Using the entries below, quote exactly the span of lines that begins with the line containing "Convert this document image to plain text." and ends with the final line.
[START GIVEN INFORMATION]
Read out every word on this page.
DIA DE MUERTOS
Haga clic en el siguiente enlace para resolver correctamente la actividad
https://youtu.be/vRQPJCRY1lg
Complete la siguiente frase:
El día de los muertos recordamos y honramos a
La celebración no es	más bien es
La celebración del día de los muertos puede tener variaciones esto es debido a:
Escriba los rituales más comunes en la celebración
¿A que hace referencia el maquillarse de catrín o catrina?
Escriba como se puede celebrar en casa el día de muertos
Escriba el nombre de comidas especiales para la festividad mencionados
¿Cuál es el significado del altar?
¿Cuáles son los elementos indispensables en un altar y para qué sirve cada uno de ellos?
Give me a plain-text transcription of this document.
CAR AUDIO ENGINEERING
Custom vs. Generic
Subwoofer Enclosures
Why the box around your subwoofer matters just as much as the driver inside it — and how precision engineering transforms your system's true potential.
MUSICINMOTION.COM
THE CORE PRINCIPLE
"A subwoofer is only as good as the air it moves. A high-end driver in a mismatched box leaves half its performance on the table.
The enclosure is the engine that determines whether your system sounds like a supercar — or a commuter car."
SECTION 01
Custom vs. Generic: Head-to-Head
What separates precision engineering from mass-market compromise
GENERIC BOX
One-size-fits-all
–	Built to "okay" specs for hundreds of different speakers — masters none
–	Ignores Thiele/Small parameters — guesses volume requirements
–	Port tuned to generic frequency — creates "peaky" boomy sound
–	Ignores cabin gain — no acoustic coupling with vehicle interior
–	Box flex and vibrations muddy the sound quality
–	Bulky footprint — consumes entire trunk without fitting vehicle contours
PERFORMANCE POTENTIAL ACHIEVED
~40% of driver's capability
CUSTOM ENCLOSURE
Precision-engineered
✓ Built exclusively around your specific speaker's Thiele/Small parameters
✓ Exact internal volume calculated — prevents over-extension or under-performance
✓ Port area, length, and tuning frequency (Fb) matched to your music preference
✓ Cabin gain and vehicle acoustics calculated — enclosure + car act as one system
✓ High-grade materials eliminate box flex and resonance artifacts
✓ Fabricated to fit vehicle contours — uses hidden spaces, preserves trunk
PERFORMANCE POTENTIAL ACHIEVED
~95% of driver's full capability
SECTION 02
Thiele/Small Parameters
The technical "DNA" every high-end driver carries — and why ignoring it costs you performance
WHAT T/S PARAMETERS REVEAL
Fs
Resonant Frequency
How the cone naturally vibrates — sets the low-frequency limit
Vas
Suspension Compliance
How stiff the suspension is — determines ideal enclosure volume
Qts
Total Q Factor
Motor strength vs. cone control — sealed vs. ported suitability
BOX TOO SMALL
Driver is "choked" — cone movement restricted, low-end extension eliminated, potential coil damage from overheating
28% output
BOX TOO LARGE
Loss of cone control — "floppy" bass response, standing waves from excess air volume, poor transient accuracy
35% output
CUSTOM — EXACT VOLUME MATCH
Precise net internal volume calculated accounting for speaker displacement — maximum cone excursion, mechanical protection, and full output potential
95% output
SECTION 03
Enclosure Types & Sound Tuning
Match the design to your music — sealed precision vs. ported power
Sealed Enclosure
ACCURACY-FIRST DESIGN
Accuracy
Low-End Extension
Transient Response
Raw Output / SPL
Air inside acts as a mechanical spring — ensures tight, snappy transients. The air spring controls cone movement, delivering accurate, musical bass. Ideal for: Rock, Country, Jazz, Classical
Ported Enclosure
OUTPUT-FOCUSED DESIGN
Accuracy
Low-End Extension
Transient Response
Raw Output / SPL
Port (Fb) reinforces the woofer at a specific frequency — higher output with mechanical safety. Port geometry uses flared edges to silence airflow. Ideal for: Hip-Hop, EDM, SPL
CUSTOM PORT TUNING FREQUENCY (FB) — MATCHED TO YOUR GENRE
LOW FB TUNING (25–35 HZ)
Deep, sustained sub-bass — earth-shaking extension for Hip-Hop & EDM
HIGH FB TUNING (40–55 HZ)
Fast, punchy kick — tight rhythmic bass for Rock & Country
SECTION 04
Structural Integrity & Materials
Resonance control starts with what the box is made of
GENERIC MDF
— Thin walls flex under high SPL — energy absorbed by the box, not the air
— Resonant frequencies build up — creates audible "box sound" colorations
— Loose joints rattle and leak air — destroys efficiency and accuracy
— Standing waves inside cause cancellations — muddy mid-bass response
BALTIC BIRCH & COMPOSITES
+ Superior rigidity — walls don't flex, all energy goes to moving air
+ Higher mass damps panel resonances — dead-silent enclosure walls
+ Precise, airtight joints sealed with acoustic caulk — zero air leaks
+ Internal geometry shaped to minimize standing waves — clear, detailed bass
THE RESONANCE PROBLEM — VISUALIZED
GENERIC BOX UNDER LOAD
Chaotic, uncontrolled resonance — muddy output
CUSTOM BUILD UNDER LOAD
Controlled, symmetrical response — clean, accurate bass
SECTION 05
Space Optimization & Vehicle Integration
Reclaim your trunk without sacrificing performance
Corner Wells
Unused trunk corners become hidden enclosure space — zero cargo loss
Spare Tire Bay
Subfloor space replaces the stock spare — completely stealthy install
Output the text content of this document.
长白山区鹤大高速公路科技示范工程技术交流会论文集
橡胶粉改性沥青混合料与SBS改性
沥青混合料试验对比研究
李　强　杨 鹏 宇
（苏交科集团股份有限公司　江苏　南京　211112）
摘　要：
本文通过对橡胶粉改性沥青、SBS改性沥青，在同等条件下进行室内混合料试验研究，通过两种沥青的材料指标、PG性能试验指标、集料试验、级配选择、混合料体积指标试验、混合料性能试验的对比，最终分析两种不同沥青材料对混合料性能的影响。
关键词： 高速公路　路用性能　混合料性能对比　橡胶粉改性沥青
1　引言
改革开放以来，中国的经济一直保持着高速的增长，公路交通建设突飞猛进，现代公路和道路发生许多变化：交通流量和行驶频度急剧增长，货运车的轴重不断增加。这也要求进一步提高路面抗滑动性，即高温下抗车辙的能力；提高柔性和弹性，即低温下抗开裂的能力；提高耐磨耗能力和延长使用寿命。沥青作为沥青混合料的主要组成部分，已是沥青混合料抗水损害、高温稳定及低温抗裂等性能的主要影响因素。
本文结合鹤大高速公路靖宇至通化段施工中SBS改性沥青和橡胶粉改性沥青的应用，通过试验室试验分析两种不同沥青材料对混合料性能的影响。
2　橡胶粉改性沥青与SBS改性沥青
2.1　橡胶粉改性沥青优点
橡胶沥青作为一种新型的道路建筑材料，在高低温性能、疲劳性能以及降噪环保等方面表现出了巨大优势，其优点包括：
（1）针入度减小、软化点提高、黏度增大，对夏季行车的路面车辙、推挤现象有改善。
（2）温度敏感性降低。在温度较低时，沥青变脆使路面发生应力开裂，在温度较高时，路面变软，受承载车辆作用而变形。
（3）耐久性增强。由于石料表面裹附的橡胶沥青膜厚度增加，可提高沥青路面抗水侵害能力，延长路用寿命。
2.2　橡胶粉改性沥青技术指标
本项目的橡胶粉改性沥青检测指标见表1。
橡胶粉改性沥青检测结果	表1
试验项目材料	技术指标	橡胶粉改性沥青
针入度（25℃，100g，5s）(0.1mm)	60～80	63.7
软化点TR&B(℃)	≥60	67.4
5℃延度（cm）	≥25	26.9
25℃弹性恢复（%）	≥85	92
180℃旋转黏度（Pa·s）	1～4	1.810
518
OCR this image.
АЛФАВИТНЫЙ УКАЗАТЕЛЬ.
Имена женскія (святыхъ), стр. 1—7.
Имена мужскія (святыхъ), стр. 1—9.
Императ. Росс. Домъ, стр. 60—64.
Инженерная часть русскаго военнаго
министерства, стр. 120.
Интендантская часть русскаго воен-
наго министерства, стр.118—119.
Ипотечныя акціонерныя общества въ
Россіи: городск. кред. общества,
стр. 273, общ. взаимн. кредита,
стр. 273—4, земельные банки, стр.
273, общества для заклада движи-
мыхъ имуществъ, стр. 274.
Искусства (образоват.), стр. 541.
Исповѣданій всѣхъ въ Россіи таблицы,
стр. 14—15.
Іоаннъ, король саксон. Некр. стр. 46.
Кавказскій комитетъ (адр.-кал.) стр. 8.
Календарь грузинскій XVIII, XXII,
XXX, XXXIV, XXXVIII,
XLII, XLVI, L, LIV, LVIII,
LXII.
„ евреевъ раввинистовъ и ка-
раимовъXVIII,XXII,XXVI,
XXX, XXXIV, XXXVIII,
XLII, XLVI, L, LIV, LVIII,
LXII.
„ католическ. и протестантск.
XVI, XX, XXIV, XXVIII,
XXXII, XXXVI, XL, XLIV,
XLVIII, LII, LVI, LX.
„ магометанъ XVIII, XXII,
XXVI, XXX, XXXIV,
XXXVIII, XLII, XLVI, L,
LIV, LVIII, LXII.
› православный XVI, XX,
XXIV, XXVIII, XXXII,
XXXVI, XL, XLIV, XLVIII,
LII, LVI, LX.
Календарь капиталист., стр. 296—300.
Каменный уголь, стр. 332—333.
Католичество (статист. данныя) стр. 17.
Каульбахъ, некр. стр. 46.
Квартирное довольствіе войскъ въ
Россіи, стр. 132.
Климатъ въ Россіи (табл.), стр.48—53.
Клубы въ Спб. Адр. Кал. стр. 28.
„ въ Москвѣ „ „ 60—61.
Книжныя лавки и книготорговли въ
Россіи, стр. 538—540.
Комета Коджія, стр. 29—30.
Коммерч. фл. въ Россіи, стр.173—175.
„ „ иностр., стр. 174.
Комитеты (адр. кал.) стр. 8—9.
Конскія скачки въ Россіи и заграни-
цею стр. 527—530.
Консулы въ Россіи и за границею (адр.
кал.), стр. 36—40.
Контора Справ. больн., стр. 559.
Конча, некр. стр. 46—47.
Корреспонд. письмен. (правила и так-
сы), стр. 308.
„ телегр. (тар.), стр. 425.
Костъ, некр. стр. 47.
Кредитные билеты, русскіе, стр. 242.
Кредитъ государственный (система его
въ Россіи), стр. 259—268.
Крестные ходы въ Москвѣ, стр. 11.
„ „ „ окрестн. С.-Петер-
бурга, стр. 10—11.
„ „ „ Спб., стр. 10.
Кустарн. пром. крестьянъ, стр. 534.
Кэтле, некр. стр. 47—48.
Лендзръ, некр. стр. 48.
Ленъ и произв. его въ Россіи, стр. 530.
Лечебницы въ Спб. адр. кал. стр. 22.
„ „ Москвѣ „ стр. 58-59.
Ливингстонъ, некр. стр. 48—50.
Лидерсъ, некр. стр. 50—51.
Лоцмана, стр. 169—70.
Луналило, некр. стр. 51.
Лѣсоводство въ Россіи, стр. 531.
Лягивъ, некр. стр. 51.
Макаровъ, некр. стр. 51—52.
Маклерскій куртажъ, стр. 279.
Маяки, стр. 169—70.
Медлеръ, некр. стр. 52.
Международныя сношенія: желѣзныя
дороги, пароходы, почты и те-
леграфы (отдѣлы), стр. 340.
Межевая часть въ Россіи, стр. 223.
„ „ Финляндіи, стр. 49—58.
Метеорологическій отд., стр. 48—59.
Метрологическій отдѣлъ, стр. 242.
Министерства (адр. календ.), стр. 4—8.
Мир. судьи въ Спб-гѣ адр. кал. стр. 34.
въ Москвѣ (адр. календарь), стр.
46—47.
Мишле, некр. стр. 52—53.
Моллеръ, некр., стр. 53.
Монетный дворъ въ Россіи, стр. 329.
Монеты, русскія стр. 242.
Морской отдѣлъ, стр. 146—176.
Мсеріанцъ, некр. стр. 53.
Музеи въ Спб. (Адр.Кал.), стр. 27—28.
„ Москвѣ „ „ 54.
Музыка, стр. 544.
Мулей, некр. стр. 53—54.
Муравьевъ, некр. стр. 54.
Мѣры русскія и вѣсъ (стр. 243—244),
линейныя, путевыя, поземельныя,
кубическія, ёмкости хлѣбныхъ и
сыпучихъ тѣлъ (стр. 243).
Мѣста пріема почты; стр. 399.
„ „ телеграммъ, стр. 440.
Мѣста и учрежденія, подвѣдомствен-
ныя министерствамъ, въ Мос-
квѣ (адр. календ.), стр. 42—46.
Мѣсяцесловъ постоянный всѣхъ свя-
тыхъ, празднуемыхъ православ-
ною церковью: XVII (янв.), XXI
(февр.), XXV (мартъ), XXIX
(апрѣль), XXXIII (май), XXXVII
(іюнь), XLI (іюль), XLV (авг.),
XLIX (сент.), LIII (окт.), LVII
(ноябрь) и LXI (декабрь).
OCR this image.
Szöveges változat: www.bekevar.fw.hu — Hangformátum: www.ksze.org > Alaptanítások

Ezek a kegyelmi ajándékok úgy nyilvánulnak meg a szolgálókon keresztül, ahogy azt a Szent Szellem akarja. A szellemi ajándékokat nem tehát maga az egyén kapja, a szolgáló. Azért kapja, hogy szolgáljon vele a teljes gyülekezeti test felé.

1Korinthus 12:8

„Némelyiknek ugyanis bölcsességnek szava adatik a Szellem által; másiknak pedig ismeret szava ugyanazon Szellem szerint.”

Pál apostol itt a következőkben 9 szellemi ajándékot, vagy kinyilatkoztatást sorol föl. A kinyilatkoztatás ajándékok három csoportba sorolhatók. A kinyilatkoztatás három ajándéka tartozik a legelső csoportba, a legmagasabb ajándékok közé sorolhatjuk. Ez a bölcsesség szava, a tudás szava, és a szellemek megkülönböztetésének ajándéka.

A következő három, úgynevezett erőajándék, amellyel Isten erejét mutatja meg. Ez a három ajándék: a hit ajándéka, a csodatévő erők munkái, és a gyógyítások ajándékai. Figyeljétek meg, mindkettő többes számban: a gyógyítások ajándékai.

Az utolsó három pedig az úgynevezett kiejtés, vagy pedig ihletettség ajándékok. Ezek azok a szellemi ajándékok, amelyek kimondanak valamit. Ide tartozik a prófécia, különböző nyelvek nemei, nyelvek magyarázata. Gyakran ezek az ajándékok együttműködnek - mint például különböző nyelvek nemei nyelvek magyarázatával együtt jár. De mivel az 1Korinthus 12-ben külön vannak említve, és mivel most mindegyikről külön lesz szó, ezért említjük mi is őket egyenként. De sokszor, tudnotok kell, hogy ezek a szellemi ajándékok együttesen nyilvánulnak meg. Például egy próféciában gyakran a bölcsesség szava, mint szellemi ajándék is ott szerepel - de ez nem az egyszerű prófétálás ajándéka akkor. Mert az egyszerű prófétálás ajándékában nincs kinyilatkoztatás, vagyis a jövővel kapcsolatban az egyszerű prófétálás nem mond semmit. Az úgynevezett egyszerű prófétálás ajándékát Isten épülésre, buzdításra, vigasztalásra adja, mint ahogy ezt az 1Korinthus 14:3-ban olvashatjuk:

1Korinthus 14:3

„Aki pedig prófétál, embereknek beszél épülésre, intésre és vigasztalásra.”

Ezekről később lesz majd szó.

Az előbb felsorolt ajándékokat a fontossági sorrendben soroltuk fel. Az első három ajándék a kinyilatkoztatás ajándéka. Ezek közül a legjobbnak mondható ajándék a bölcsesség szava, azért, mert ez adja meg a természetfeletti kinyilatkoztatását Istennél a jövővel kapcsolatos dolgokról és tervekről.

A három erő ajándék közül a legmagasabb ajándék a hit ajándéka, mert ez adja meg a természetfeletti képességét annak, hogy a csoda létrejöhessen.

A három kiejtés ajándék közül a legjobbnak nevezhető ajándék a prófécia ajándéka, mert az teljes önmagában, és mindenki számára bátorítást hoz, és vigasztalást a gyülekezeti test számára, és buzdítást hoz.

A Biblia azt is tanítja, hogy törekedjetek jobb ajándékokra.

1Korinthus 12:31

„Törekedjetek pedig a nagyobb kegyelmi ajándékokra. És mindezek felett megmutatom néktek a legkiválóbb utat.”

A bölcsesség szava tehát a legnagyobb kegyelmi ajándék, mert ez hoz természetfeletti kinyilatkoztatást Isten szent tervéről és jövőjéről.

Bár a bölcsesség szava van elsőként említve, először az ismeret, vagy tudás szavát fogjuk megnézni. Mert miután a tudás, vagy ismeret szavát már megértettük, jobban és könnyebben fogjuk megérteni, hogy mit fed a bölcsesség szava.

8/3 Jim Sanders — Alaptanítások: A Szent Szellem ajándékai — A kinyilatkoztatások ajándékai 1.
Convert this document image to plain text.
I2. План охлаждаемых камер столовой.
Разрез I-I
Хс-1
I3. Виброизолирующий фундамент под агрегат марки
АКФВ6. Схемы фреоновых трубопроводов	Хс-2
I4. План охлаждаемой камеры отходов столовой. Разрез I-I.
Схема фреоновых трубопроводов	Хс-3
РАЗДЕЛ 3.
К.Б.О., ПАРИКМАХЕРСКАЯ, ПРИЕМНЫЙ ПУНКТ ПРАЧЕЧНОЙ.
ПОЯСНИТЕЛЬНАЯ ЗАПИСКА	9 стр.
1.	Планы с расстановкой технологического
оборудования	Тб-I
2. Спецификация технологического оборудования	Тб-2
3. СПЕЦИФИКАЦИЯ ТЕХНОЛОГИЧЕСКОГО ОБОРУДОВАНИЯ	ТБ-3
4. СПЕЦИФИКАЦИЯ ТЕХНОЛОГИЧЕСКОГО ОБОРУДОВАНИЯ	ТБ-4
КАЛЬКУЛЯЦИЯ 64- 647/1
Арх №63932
[END GIVEN INFORMATION]
[ANSWER TO THIS PROBLEM]
Convert this document image to plain text.
I2. План охлаждаемых камер столовой.
Разрез I-I
Хс-1
I3. Виброизолирующий фундамент под агрегат марки
АКФВ6. Схемы фреоновых трубопроводов	Хс-2
I4. План охлаждаемой камеры отходов столовой. Разрез I-I.
Схема фреоновых трубопроводов	Хс-3
РАЗДЕЛ 3.
К.Б.О., ПАРИКМАХЕРСКАЯ, ПРИЕМНЫЙ ПУНКТ ПРАЧЕЧНОЙ.
ПОЯСНИТЕЛЬНАЯ ЗАПИСКА	9 стр.
1.	Планы с расстановкой технологического
оборудования	Тб-I
2. Спецификация технологического оборудования	Тб-2
3. СПЕЦИФИКАЦИЯ ТЕХНОЛОГИЧЕСКОГО ОБОРУДОВАНИЯ	ТБ-3
4. СПЕЦИФИКАЦИЯ ТЕХНОЛОГИЧЕСКОГО ОБОРУДОВАНИЯ	ТБ-4
КАЛЬКУЛЯЦИЯ 64- 647/1
Арх №63932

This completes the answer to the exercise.